▶ _Problem requirements_
Output the records exactly. Include every line.

▶ _Data section_
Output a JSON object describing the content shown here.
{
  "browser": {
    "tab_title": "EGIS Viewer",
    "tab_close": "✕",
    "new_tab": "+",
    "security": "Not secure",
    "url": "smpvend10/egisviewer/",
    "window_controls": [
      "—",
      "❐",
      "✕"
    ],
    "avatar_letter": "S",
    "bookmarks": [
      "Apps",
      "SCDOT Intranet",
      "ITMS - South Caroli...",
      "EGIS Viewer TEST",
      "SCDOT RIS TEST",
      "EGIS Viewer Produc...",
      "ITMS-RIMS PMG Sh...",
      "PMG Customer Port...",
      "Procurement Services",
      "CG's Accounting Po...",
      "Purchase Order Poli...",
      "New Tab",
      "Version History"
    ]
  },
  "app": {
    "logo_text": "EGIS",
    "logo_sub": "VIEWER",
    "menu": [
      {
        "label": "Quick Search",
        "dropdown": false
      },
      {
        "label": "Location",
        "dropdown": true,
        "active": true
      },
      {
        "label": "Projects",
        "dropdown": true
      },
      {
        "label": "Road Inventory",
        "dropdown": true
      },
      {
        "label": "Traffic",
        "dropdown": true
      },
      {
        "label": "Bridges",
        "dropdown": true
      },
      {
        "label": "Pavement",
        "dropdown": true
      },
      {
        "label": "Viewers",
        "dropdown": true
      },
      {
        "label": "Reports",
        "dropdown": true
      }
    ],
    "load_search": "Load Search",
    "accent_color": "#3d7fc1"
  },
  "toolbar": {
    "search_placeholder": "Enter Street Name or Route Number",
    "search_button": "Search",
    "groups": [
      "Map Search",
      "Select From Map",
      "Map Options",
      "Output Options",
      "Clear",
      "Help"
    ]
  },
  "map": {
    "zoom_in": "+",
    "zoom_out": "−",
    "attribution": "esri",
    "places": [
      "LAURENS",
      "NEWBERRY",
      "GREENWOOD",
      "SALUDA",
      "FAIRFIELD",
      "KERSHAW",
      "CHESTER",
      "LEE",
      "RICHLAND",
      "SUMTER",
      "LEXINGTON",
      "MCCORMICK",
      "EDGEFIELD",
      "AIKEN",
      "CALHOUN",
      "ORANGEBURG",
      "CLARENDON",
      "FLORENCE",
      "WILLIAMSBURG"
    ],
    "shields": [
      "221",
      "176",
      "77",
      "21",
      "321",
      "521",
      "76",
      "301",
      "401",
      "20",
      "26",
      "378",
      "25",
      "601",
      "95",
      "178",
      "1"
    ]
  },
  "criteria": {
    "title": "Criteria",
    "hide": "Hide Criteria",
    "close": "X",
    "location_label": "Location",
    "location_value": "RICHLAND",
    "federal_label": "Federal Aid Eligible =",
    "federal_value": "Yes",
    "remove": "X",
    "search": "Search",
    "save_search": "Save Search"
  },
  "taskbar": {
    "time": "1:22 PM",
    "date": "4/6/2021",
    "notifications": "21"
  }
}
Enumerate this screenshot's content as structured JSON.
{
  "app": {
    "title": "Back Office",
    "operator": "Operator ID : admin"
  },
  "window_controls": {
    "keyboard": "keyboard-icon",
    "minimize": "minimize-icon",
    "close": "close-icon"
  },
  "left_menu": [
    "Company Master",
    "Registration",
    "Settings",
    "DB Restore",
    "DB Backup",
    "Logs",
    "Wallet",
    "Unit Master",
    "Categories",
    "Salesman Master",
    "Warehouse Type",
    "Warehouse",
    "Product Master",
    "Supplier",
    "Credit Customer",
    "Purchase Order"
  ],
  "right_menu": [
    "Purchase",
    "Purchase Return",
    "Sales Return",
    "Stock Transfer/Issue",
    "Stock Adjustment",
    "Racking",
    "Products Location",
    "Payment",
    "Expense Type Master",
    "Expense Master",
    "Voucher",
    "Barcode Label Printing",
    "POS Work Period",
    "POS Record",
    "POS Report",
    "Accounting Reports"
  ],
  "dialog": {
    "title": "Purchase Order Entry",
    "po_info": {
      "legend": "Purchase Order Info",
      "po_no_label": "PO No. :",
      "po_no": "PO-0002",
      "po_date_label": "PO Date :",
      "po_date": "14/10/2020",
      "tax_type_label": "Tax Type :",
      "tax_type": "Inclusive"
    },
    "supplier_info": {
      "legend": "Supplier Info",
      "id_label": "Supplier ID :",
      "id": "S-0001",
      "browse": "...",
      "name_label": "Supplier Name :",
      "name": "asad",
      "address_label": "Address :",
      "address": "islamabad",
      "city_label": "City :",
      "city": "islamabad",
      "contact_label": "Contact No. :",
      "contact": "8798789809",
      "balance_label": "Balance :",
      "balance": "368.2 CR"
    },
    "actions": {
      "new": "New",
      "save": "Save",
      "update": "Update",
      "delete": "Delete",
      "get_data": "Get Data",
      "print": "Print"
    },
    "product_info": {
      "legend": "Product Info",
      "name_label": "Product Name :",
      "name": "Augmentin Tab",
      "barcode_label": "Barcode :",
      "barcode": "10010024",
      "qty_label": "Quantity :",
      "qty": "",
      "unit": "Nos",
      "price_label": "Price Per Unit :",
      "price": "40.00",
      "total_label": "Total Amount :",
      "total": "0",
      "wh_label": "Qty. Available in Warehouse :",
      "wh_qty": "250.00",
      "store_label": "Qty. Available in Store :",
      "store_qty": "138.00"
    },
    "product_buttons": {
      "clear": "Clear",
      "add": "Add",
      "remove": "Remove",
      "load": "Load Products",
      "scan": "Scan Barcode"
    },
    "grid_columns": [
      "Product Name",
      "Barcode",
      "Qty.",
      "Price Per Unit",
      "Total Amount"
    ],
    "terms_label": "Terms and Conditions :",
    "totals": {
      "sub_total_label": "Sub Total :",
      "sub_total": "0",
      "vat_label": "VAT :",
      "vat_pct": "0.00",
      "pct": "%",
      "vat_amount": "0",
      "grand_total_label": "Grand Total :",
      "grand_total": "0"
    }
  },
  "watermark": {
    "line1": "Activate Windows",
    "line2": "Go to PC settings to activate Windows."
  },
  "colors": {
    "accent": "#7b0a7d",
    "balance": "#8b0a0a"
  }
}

▶ _Written solution_
Output a JSON object describing the content shown here.
{
  "browser": {
    "tab_title": "EGIS Viewer",
    "tab_close": "✕",
    "new_tab": "+",
    "security": "Not secure",
    "url": "smpvend10/egisviewer/",
    "window_controls": [
      "—",
      "❐",
      "✕"
    ],
    "avatar_letter": "S",
    "bookmarks": [
      "Apps",
      "SCDOT Intranet",
      "ITMS - South Caroli...",
      "EGIS Viewer TEST",
      "SCDOT RIS TEST",
      "EGIS Viewer Produc...",
      "ITMS-RIMS PMG Sh...",
      "PMG Customer Port...",
      "Procurement Services",
      "CG's Accounting Po...",
      "Purchase Order Poli...",
      "New Tab",
      "Version History"
    ]
  },
  "app": {
    "logo_text": "EGIS",
    "logo_sub": "VIEWER",
    "menu": [
      {
        "label": "Quick Search",
        "dropdown": false
      },
      {
        "label": "Location",
        "dropdown": true,
        "active": true
      },
      {
        "label": "Projects",
        "dropdown": true
      },
      {
        "label": "Road Inventory",
        "dropdown": true
      },
      {
        "label": "Traffic",
        "dropdown": true
      },
      {
        "label": "Bridges",
        "dropdown": true
      },
      {
        "label": "Pavement",
        "dropdown": true
      },
      {
        "label": "Viewers",
        "dropdown": true
      },
      {
        "label": "Reports",
        "dropdown": true
      }
    ],
    "load_search": "Load Search",
    "accent_color": "#3d7fc1"
  },
  "toolbar": {
    "search_placeholder": "Enter Street Name or Route Number",
    "search_button": "Search",
    "groups": [
      "Map Search",
      "Select From Map",
      "Map Options",
      "Output Options",
      "Clear",
      "Help"
    ]
  },
  "map": {
    "zoom_in": "+",
    "zoom_out": "−",
    "attribution": "esri",
    "places": [
      "LAURENS",
      "NEWBERRY",
      "GREENWOOD",
      "SALUDA",
      "FAIRFIELD",
      "KERSHAW",
      "CHESTER",
      "LEE",
      "RICHLAND",
      "SUMTER",
      "LEXINGTON",
      "MCCORMICK",
      "EDGEFIELD",
      "AIKEN",
      "CALHOUN",
      "ORANGEBURG",
      "CLARENDON",
      "FLORENCE",
      "WILLIAMSBURG"
    ],
    "shields": [
      "221",
      "176",
      "77",
      "21",
      "321",
      "521",
      "76",
      "301",
      "401",
      "20",
      "26",
      "378",
      "25",
      "601",
      "95",
      "178",
      "1"
    ]
  },
  "criteria": {
    "title": "Criteria",
    "hide": "Hide Criteria",
    "close": "X",
    "location_label": "Location",
    "location_value": "RICHLAND",
    "federal_label": "Federal Aid Eligible =",
    "federal_value": "Yes",
    "remove": "X",
    "search": "Search",
    "save_search": "Save Search"
  },
  "taskbar": {
    "time": "1:22 PM",
    "date": "4/6/2021",
    "notifications": "21"
  }
}
Enumerate this screenshot's content as structured JSON.
{
  "app": {
    "title": "Back Office",
    "operator": "Operator ID : admin"
  },
  "window_controls": {
    "keyboard": "keyboard-icon",
    "minimize": "minimize-icon",
    "close": "close-icon"
  },
  "left_menu": [
    "Company Master",
    "Registration",
    "Settings",
    "DB Restore",
    "DB Backup",
    "Logs",
    "Wallet",
    "Unit Master",
    "Categories",
    "Salesman Master",
    "Warehouse Type",
    "Warehouse",
    "Product Master",
    "Supplier",
    "Credit Customer",
    "Purchase Order"
  ],
  "right_menu": [
    "Purchase",
    "Purchase Return",
    "Sales Return",
    "Stock Transfer/Issue",
    "Stock Adjustment",
    "Racking",
    "Products Location",
    "Payment",
    "Expense Type Master",
    "Expense Master",
    "Voucher",
    "Barcode Label Printing",
    "POS Work Period",
    "POS Record",
    "POS Report",
    "Accounting Reports"
  ],
  "dialog": {
    "title": "Purchase Order Entry",
    "po_info": {
      "legend": "Purchase Order Info",
      "po_no_label": "PO No. :",
      "po_no": "PO-0002",
      "po_date_label": "PO Date :",
      "po_date": "14/10/2020",
      "tax_type_label": "Tax Type :",
      "tax_type": "Inclusive"
    },
    "supplier_info": {
      "legend": "Supplier Info",
      "id_label": "Supplier ID :",
      "id": "S-0001",
      "browse": "...",
      "name_label": "Supplier Name :",
      "name": "asad",
      "address_label": "Address :",
      "address": "islamabad",
      "city_label": "City :",
      "city": "islamabad",
      "contact_label": "Contact No. :",
      "contact": "8798789809",
      "balance_label": "Balance :",
      "balance": "368.2 CR"
    },
    "actions": {
      "new": "New",
      "save": "Save",
      "update": "Update",
      "delete": "Delete",
      "get_data": "Get Data",
      "print": "Print"
    },
    "product_info": {
      "legend": "Product Info",
      "name_label": "Product Name :",
      "name": "Augmentin Tab",
      "barcode_label": "Barcode :",
      "barcode": "10010024",
      "qty_label": "Quantity :",
      "qty": "",
      "unit": "Nos",
      "price_label": "Price Per Unit :",
      "price": "40.00",
      "total_label": "Total Amount :",
      "total": "0",
      "wh_label": "Qty. Available in Warehouse :",
      "wh_qty": "250.00",
      "store_label": "Qty. Available in Store :",
      "store_qty": "138.00"
    },
    "product_buttons": {
      "clear": "Clear",
      "add": "Add",
      "remove": "Remove",
      "load": "Load Products",
      "scan": "Scan Barcode"
    },
    "grid_columns": [
      "Product Name",
      "Barcode",
      "Qty.",
      "Price Per Unit",
      "Total Amount"
    ],
    "terms_label": "Terms and Conditions :",
    "totals": {
      "sub_total_label": "Sub Total :",
      "sub_total": "0",
      "vat_label": "VAT :",
      "vat_pct": "0.00",
      "pct": "%",
      "vat_amount": "0",
      "grand_total_label": "Grand Total :",
      "grand_total": "0"
    }
  },
  "watermark": {
    "line1": "Activate Windows",
    "line2": "Go to PC settings to activate Windows."
  },
  "colors": {
    "accent": "#7b0a7d",
    "balance": "#8b0a0a"
  }
}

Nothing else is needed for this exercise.